What you will do
Print out every record exactly as it appears.

/---

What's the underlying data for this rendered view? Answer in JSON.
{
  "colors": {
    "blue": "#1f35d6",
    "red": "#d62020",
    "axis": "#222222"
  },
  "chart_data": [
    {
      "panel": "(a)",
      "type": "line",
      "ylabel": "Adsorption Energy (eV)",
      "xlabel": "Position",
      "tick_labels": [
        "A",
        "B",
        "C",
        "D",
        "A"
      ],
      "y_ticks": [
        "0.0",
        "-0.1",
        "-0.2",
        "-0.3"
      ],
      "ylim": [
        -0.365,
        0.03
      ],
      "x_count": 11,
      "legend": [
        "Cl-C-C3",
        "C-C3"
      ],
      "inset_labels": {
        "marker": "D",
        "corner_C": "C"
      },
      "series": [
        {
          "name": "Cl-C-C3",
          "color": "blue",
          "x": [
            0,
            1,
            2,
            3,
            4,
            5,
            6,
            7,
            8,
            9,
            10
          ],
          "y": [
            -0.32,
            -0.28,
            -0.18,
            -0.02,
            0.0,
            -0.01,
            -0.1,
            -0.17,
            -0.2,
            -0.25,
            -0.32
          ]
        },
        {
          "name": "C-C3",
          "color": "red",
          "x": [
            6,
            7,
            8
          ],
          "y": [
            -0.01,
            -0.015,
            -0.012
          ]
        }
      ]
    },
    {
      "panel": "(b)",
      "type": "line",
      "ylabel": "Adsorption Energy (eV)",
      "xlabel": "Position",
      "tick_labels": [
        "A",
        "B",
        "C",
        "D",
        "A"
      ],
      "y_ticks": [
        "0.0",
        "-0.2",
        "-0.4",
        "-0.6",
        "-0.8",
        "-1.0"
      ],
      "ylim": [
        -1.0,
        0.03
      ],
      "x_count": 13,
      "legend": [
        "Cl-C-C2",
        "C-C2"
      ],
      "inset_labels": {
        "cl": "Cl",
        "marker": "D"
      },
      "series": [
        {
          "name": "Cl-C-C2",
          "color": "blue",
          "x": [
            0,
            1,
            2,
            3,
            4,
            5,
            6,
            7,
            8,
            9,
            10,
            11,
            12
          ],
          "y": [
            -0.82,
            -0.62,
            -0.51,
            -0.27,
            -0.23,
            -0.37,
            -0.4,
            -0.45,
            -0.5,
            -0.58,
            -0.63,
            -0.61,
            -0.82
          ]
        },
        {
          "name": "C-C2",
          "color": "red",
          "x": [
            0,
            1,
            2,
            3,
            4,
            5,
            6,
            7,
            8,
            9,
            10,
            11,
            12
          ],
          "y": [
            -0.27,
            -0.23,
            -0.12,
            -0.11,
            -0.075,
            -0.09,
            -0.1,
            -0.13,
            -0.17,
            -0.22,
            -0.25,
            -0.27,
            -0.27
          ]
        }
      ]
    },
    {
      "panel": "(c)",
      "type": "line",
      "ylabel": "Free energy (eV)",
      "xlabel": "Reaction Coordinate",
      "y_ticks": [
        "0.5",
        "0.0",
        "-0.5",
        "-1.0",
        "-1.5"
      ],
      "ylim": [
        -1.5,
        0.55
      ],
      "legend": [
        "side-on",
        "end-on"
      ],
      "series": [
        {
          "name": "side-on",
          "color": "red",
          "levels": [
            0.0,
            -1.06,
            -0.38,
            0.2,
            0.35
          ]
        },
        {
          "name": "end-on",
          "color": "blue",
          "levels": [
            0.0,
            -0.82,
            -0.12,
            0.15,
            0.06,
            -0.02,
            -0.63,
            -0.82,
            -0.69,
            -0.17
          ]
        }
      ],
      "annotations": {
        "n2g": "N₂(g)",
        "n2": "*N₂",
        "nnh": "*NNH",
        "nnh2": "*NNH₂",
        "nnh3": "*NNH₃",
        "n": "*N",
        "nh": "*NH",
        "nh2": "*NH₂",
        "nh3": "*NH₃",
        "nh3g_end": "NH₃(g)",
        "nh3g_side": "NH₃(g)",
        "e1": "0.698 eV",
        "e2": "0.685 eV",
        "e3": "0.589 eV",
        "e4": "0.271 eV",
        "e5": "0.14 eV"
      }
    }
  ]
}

\---

Output below
What's the underlying data for this rendered view? Answer in JSON.
{
  "colors": {
    "blue": "#1f35d6",
    "red": "#d62020",
    "axis": "#222222"
  },
  "chart_data": [
    {
      "panel": "(a)",
      "type": "line",
      "ylabel": "Adsorption Energy (eV)",
      "xlabel": "Position",
      "tick_labels": [
        "A",
        "B",
        "C",
        "D",
        "A"
      ],
      "y_ticks": [
        "0.0",
        "-0.1",
        "-0.2",
        "-0.3"
      ],
      "ylim": [
        -0.365,
        0.03
      ],
      "x_count": 11,
      "legend": [
        "Cl-C-C3",
        "C-C3"
      ],
      "inset_labels": {
        "marker": "D",
        "corner_C": "C"
      },
      "series": [
        {
          "name": "Cl-C-C3",
          "color": "blue",
          "x": [
            0,
            1,
            2,
            3,
            4,
            5,
            6,
            7,
            8,
            9,
            10
          ],
          "y": [
            -0.32,
            -0.28,
            -0.18,
            -0.02,
            0.0,
            -0.01,
            -0.1,
            -0.17,
            -0.2,
            -0.25,
            -0.32
          ]
        },
        {
          "name": "C-C3",
          "color": "red",
          "x": [
            6,
            7,
            8
          ],
          "y": [
            -0.01,
            -0.015,
            -0.012
          ]
        }
      ]
    },
    {
      "panel": "(b)",
      "type": "line",
      "ylabel": "Adsorption Energy (eV)",
      "xlabel": "Position",
      "tick_labels": [
        "A",
        "B",
        "C",
        "D",
        "A"
      ],
      "y_ticks": [
        "0.0",
        "-0.2",
        "-0.4",
        "-0.6",
        "-0.8",
        "-1.0"
      ],
      "ylim": [
        -1.0,
        0.03
      ],
      "x_count": 13,
      "legend": [
        "Cl-C-C2",
        "C-C2"
      ],
      "inset_labels": {
        "cl": "Cl",
        "marker": "D"
      },
      "series": [
        {
          "name": "Cl-C-C2",
          "color": "blue",
          "x": [
            0,
            1,
            2,
            3,
            4,
            5,
            6,
            7,
            8,
            9,
            10,
            11,
            12
          ],
          "y": [
            -0.82,
            -0.62,
            -0.51,
            -0.27,
            -0.23,
            -0.37,
            -0.4,
            -0.45,
            -0.5,
            -0.58,
            -0.63,
            -0.61,
            -0.82
          ]
        },
        {
          "name": "C-C2",
          "color": "red",
          "x": [
            0,
            1,
            2,
            3,
            4,
            5,
            6,
            7,
            8,
            9,
            10,
            11,
            12
          ],
          "y": [
            -0.27,
            -0.23,
            -0.12,
            -0.11,
            -0.075,
            -0.09,
            -0.1,
            -0.13,
            -0.17,
            -0.22,
            -0.25,
            -0.27,
            -0.27
          ]
        }
      ]
    },
    {
      "panel": "(c)",
      "type": "line",
      "ylabel": "Free energy (eV)",
      "xlabel": "Reaction Coordinate",
      "y_ticks": [
        "0.5",
        "0.0",
        "-0.5",
        "-1.0",
        "-1.5"
      ],
      "ylim": [
        -1.5,
        0.55
      ],
      "legend": [
        "side-on",
        "end-on"
      ],
      "series": [
        {
          "name": "side-on",
          "color": "red",
          "levels": [
            0.0,
            -1.06,
            -0.38,
            0.2,
            0.35
          ]
        },
        {
          "name": "end-on",
          "color": "blue",
          "levels": [
            0.0,
            -0.82,
            -0.12,
            0.15,
            0.06,
            -0.02,
            -0.63,
            -0.82,
            -0.69,
            -0.17
          ]
        }
      ],
      "annotations": {
        "n2g": "N₂(g)",
        "n2": "*N₂",
        "nnh": "*NNH",
        "nnh2": "*NNH₂",
        "nnh3": "*NNH₃",
        "n": "*N",
        "nh": "*NH",
        "nh2": "*NH₂",
        "nh3": "*NH₃",
        "nh3g_end": "NH₃(g)",
        "nh3g_side": "NH₃(g)",
        "e1": "0.698 eV",
        "e2": "0.685 eV",
        "e3": "0.589 eV",
        "e4": "0.271 eV",
        "e5": "0.14 eV"
      }
    }
  ]
}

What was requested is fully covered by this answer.